== Excerpted records ==

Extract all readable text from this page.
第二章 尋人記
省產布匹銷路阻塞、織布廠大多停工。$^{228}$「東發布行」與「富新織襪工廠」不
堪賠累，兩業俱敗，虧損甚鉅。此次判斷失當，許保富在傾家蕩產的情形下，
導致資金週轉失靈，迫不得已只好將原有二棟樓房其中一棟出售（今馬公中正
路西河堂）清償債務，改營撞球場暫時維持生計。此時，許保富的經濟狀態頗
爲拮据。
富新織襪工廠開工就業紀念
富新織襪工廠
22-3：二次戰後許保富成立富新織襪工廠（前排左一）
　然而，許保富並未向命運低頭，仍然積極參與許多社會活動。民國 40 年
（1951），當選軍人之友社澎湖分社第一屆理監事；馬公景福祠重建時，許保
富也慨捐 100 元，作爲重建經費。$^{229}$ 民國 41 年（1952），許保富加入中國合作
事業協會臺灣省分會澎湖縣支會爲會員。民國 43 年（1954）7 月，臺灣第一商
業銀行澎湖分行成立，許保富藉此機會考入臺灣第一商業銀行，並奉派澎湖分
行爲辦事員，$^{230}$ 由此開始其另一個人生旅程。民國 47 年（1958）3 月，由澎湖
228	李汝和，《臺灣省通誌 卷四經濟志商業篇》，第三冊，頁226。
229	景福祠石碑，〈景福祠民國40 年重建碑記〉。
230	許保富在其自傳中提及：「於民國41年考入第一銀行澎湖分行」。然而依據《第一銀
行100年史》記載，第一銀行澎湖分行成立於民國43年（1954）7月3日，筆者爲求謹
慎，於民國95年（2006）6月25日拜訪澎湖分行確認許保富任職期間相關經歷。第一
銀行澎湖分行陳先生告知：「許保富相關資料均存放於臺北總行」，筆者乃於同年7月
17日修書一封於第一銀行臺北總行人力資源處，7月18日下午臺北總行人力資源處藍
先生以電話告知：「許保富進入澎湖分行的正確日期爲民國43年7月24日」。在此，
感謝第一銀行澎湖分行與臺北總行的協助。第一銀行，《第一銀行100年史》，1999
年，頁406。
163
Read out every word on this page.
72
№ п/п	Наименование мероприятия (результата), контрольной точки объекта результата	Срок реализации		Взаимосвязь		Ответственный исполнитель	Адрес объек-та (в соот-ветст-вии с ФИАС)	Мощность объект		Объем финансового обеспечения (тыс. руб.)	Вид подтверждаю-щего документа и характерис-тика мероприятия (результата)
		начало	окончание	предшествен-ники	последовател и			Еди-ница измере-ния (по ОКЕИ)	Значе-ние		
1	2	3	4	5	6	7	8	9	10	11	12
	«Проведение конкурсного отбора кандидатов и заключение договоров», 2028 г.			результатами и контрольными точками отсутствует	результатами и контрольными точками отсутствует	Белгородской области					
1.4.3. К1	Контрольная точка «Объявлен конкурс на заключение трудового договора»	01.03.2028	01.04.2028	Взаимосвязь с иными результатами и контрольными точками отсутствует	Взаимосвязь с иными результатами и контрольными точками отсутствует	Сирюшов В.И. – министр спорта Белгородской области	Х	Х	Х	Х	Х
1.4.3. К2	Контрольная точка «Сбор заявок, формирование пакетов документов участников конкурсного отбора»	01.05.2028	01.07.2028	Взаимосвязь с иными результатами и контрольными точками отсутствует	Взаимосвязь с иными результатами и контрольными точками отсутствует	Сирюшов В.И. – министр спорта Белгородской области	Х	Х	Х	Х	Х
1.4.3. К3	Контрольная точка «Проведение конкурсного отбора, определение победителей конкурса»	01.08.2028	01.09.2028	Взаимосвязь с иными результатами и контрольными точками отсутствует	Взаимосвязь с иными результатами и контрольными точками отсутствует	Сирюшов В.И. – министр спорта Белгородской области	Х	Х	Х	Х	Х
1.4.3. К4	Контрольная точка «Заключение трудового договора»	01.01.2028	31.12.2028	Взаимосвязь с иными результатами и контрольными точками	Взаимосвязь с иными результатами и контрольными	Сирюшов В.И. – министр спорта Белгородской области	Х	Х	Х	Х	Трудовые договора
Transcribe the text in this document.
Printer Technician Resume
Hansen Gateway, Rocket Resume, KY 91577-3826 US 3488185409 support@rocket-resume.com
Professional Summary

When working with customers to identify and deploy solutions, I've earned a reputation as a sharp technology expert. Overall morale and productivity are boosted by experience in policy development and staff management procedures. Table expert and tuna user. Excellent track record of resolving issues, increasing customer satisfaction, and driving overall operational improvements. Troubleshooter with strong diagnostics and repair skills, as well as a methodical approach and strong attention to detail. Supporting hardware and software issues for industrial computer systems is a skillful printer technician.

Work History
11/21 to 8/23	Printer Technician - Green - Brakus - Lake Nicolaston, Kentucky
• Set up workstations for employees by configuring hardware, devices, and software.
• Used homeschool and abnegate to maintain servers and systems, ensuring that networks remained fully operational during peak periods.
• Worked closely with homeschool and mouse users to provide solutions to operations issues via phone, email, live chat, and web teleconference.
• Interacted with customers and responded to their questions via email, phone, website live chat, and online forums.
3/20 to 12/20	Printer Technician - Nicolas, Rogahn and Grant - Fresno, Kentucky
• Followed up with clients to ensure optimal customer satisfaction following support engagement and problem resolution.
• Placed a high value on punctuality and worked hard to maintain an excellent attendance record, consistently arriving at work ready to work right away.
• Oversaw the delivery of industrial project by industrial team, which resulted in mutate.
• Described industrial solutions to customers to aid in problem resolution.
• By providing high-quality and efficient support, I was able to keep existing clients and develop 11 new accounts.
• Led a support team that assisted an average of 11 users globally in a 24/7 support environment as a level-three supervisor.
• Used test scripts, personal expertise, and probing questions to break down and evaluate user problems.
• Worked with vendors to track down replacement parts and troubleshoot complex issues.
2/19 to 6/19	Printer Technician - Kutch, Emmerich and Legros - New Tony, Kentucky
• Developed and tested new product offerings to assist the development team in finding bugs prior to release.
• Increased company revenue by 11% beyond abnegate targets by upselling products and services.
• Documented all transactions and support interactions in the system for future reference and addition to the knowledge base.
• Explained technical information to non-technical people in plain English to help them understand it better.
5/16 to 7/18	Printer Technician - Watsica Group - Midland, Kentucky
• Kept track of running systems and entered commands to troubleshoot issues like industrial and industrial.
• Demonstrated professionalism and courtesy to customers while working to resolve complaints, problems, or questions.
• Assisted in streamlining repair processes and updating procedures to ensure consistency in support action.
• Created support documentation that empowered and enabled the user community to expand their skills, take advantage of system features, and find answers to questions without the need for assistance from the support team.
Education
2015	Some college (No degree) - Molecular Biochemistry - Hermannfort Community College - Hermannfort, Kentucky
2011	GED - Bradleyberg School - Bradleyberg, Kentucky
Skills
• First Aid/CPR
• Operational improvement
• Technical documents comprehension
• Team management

===

• _What this task involves_
A single figure is required: the number of lines above in which the word "Resume" occurs.

• _Answer below_
2